** start Given information **
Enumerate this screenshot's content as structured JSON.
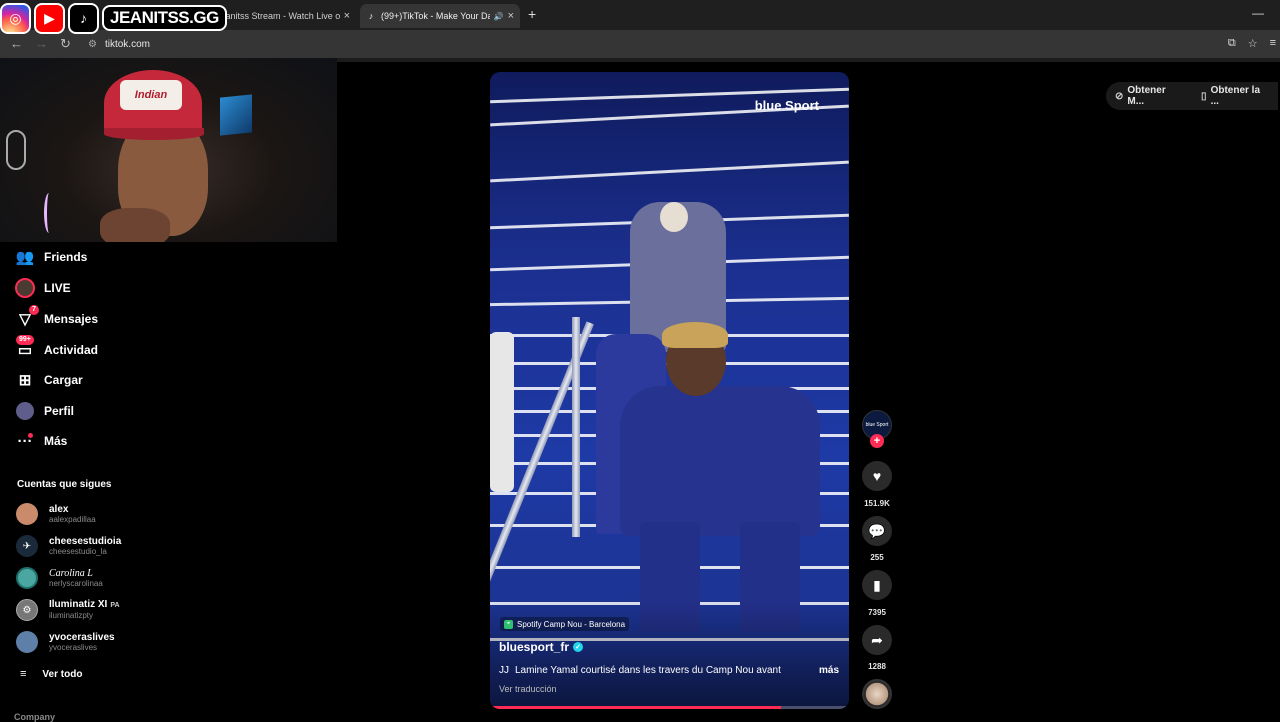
{
  "browser": {
    "tabs": [
      {
        "title": "Jeanitss Stream - Watch Live on",
        "close": "×"
      },
      {
        "title": "(99+)TikTok - Make Your Day",
        "close": "×"
      }
    ],
    "new_tab": "+",
    "minimize": "—",
    "url": "tiktok.com"
  },
  "overlay": {
    "channel": "JEANITSS.GG"
  },
  "webcam": {
    "cap_text": "Indian"
  },
  "sidebar": {
    "items": [
      {
        "label": "Friends"
      },
      {
        "label": "LIVE"
      },
      {
        "label": "Mensajes",
        "badge": "7"
      },
      {
        "label": "Actividad",
        "badge": "99+"
      },
      {
        "label": "Cargar"
      },
      {
        "label": "Perfil"
      },
      {
        "label": "Más"
      }
    ],
    "following_title": "Cuentas que sigues",
    "accounts": [
      {
        "name": "alex",
        "username": "aalexpadillaa",
        "color": "#c98b6b"
      },
      {
        "name": "cheesestudioia",
        "username": "cheesestudio_la",
        "color": "#1b2a3a"
      },
      {
        "name": "Carolina L",
        "username": "nerlyscarolinaa",
        "color": "#4aa6a0"
      },
      {
        "name": "Iluminatiz XI",
        "username": "iluminatizpty",
        "tag": "PA",
        "color": "#777777"
      },
      {
        "name": "yvoceraslives",
        "username": "yvoceraslives",
        "color": "#5d7fa8"
      }
    ],
    "see_all": "Ver todo",
    "company": "Company"
  },
  "video": {
    "watermark": "blue Sport",
    "location": "Spotify Camp Nou - Barcelona",
    "author": "bluesport_fr",
    "caption_lead": "JJ",
    "caption": "Lamine Yamal courtisé dans les travers du Camp Nou avant",
    "more": "más",
    "translate": "Ver traducción",
    "progress": 0.81
  },
  "actions": {
    "creator_label": "blue Sport",
    "likes": "151.9K",
    "comments": "255",
    "saves": "7395",
    "shares": "1288"
  },
  "top_buttons": [
    {
      "label": "Obtener M..."
    },
    {
      "label": "Obtener la ..."
    }
  ]
}
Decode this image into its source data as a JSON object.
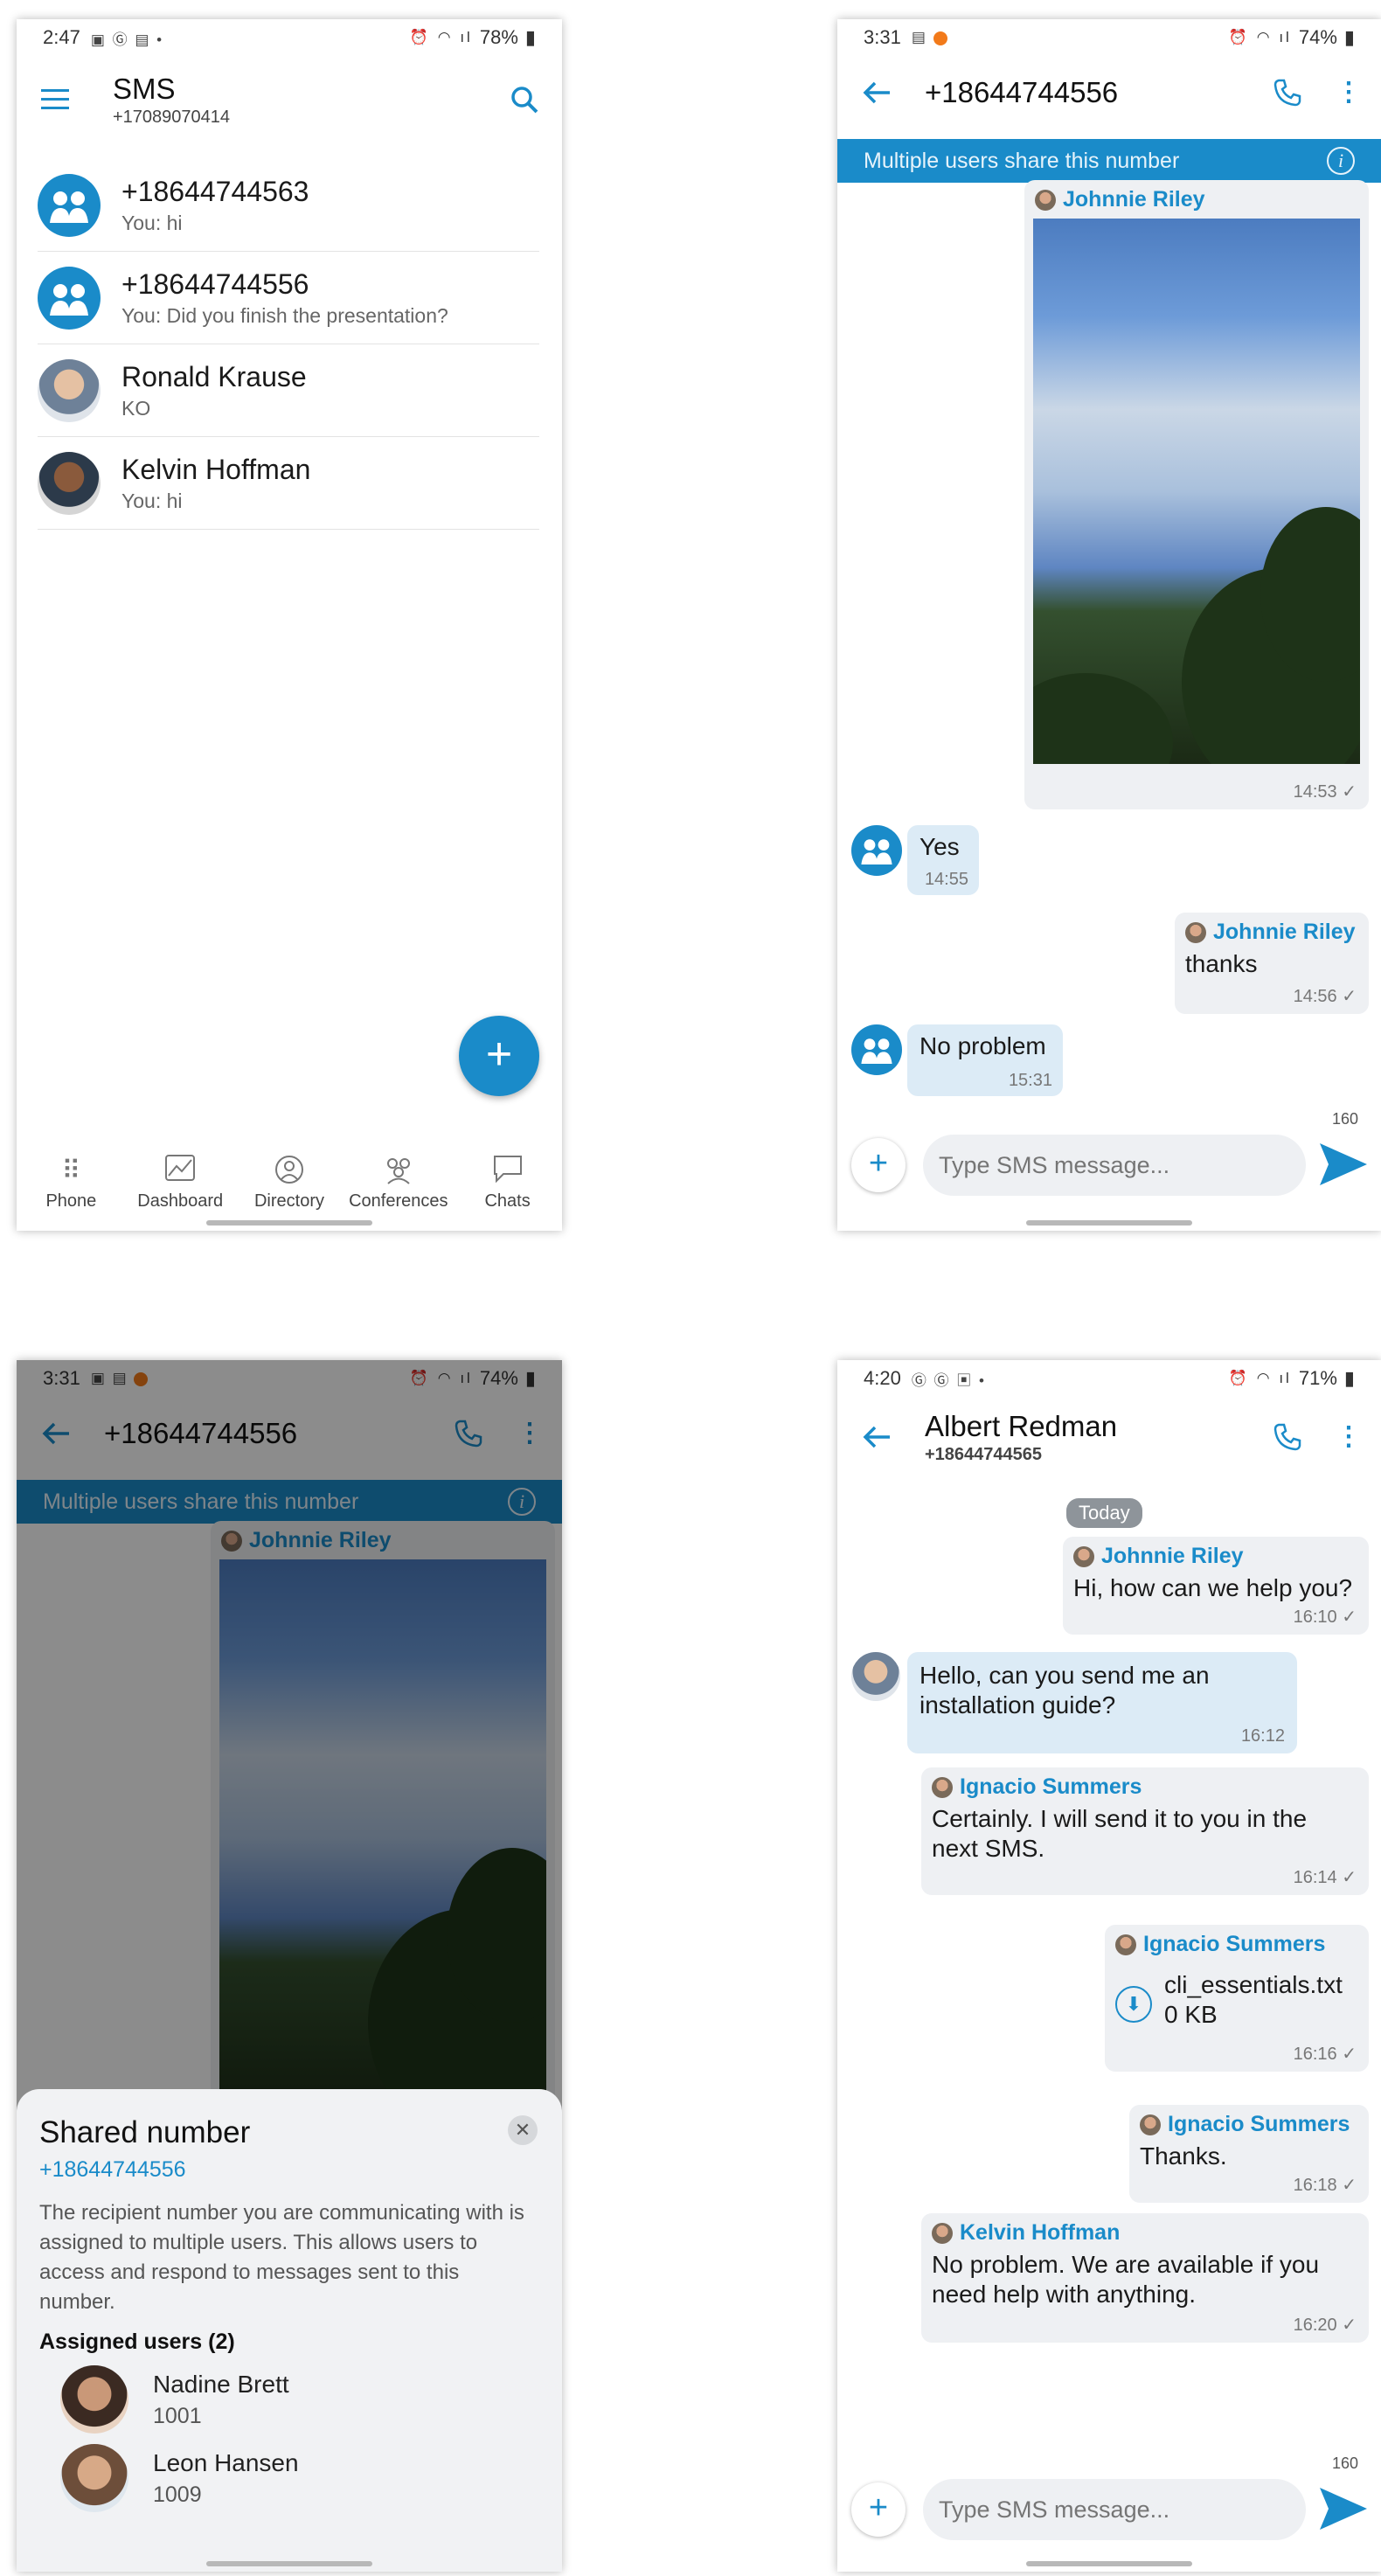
{
  "phone1": {
    "status": {
      "time": "2:47",
      "battery": "78%"
    },
    "title": "SMS",
    "subtitle": "+17089070414",
    "conversations": [
      {
        "name": "+18644744563",
        "preview": "You: hi"
      },
      {
        "name": "+18644744556",
        "preview": "You: Did you finish the presentation?"
      },
      {
        "name": "Ronald Krause",
        "preview": "KO"
      },
      {
        "name": "Kelvin Hoffman",
        "preview": "You: hi"
      }
    ],
    "fab": "+",
    "nav": [
      {
        "label": "Phone"
      },
      {
        "label": "Dashboard"
      },
      {
        "label": "Directory"
      },
      {
        "label": "Conferences"
      },
      {
        "label": "Chats"
      }
    ]
  },
  "phone2": {
    "status": {
      "time": "3:31",
      "battery": "74%"
    },
    "title": "+18644744556",
    "banner": "Multiple users share this number",
    "messages": {
      "m1": {
        "sender": "Johnnie Riley",
        "time": "14:53 ✓"
      },
      "m2": {
        "text": "Yes",
        "time": "14:55"
      },
      "m3": {
        "sender": "Johnnie Riley",
        "text": "thanks",
        "time": "14:56 ✓"
      },
      "m4": {
        "text": "No problem",
        "time": "15:31"
      }
    },
    "composer": {
      "placeholder": "Type SMS message...",
      "count": "160"
    }
  },
  "phone3": {
    "status": {
      "time": "3:31",
      "battery": "74%"
    },
    "title": "+18644744556",
    "banner": "Multiple users share this number",
    "sender": "Johnnie Riley",
    "sheet": {
      "title": "Shared number",
      "number": "+18644744556",
      "description": "The recipient number you are communicating with is assigned to multiple users. This allows users to access and respond to messages sent to this number.",
      "assigned_label": "Assigned users (2)",
      "users": [
        {
          "name": "Nadine Brett",
          "ext": "1001"
        },
        {
          "name": "Leon Hansen",
          "ext": "1009"
        }
      ]
    }
  },
  "phone4": {
    "status": {
      "time": "4:20",
      "battery": "71%"
    },
    "title": "Albert Redman",
    "subtitle": "+18644744565",
    "today": "Today",
    "messages": {
      "m1": {
        "sender": "Johnnie Riley",
        "text": "Hi, how can we help you?",
        "time": "16:10 ✓"
      },
      "m2": {
        "text1": "Hello, can you send me an",
        "text2": "installation guide?",
        "time": "16:12"
      },
      "m3": {
        "sender": "Ignacio Summers",
        "text1": "Certainly. I will send it to you in the",
        "text2": "next SMS.",
        "time": "16:14 ✓"
      },
      "m4": {
        "sender": "Ignacio Summers",
        "file": "cli_essentials.txt",
        "size": "0 KB",
        "time": "16:16 ✓"
      },
      "m5": {
        "sender": "Ignacio Summers",
        "text": "Thanks.",
        "time": "16:18 ✓"
      },
      "m6": {
        "sender": "Kelvin Hoffman",
        "text1": "No problem. We are available if you",
        "text2": "need help with anything.",
        "time": "16:20 ✓"
      }
    },
    "composer": {
      "placeholder": "Type SMS message...",
      "count": "160"
    }
  },
  "colors": {
    "accent": "#1a8bc9",
    "bubble_out": "#eef0f3",
    "bubble_in": "#dcebf6"
  }
}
** end Given information **
Given request :: Find how many lines in the material hold the word "username" and state that number alone.

Finished answer :: 5